**SHORT PROBLEM**
Copy all of the records below verbatim.

------------------------------------------------

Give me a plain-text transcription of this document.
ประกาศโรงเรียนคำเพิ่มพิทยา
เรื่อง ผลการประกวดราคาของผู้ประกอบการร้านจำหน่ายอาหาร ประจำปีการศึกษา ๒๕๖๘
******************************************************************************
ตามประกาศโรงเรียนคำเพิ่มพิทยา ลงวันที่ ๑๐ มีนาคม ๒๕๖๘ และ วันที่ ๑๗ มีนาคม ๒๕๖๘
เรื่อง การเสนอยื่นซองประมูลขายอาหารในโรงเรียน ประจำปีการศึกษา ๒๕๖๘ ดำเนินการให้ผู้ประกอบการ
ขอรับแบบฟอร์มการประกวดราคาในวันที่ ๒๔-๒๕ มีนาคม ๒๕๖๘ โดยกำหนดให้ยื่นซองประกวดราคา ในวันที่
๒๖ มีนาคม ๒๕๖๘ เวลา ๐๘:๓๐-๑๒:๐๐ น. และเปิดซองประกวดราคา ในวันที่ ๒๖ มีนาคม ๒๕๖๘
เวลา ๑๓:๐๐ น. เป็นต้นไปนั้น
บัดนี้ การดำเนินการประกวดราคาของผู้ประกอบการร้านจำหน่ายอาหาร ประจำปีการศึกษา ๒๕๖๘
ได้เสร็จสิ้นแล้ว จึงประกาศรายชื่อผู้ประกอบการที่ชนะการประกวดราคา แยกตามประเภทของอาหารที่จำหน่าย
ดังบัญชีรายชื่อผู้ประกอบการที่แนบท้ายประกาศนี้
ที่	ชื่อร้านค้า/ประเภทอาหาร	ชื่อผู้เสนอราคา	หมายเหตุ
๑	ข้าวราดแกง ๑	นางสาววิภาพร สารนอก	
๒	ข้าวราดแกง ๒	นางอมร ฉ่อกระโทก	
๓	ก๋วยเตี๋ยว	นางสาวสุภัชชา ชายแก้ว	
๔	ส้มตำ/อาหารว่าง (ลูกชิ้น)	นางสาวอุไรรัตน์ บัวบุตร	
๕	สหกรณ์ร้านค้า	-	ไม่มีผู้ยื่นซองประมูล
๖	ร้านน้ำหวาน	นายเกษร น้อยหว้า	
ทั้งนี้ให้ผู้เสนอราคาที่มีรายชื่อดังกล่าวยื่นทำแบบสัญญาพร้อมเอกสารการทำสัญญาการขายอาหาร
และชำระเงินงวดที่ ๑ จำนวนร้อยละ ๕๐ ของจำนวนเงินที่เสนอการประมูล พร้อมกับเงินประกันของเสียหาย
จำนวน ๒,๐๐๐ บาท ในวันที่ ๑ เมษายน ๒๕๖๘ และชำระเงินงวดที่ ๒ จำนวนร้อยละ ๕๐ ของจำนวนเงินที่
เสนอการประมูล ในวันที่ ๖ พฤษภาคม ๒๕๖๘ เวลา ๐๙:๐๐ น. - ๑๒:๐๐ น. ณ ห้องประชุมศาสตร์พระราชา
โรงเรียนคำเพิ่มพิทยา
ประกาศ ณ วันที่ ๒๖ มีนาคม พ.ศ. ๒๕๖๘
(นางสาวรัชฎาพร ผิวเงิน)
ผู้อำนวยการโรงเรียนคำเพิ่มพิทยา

------------------------------------------------

**RESULT FOR THIS TASK**
Give me a plain-text transcription of this document.
ประกาศโรงเรียนคำเพิ่มพิทยา
เรื่อง ผลการประกวดราคาของผู้ประกอบการร้านจำหน่ายอาหาร ประจำปีการศึกษา ๒๕๖๘
******************************************************************************
ตามประกาศโรงเรียนคำเพิ่มพิทยา ลงวันที่ ๑๐ มีนาคม ๒๕๖๘ และ วันที่ ๑๗ มีนาคม ๒๕๖๘
เรื่อง การเสนอยื่นซองประมูลขายอาหารในโรงเรียน ประจำปีการศึกษา ๒๕๖๘ ดำเนินการให้ผู้ประกอบการ
ขอรับแบบฟอร์มการประกวดราคาในวันที่ ๒๔-๒๕ มีนาคม ๒๕๖๘ โดยกำหนดให้ยื่นซองประกวดราคา ในวันที่
๒๖ มีนาคม ๒๕๖๘ เวลา ๐๘:๓๐-๑๒:๐๐ น. และเปิดซองประกวดราคา ในวันที่ ๒๖ มีนาคม ๒๕๖๘
เวลา ๑๓:๐๐ น. เป็นต้นไปนั้น
บัดนี้ การดำเนินการประกวดราคาของผู้ประกอบการร้านจำหน่ายอาหาร ประจำปีการศึกษา ๒๕๖๘
ได้เสร็จสิ้นแล้ว จึงประกาศรายชื่อผู้ประกอบการที่ชนะการประกวดราคา แยกตามประเภทของอาหารที่จำหน่าย
ดังบัญชีรายชื่อผู้ประกอบการที่แนบท้ายประกาศนี้
ที่	ชื่อร้านค้า/ประเภทอาหาร	ชื่อผู้เสนอราคา	หมายเหตุ
๑	ข้าวราดแกง ๑	นางสาววิภาพร สารนอก	
๒	ข้าวราดแกง ๒	นางอมร ฉ่อกระโทก	
๓	ก๋วยเตี๋ยว	นางสาวสุภัชชา ชายแก้ว	
๔	ส้มตำ/อาหารว่าง (ลูกชิ้น)	นางสาวอุไรรัตน์ บัวบุตร	
๕	สหกรณ์ร้านค้า	-	ไม่มีผู้ยื่นซองประมูล
๖	ร้านน้ำหวาน	นายเกษร น้อยหว้า	
ทั้งนี้ให้ผู้เสนอราคาที่มีรายชื่อดังกล่าวยื่นทำแบบสัญญาพร้อมเอกสารการทำสัญญาการขายอาหาร
และชำระเงินงวดที่ ๑ จำนวนร้อยละ ๕๐ ของจำนวนเงินที่เสนอการประมูล พร้อมกับเงินประกันของเสียหาย
จำนวน ๒,๐๐๐ บาท ในวันที่ ๑ เมษายน ๒๕๖๘ และชำระเงินงวดที่ ๒ จำนวนร้อยละ ๕๐ ของจำนวนเงินที่
เสนอการประมูล ในวันที่ ๖ พฤษภาคม ๒๕๖๘ เวลา ๐๙:๐๐ น. - ๑๒:๐๐ น. ณ ห้องประชุมศาสตร์พระราชา
โรงเรียนคำเพิ่มพิทยา
ประกาศ ณ วันที่ ๒๖ มีนาคม พ.ศ. ๒๕๖๘
(นางสาวรัชฎาพร ผิวเงิน)
ผู้อำนวยการโรงเรียนคำเพิ่มพิทยา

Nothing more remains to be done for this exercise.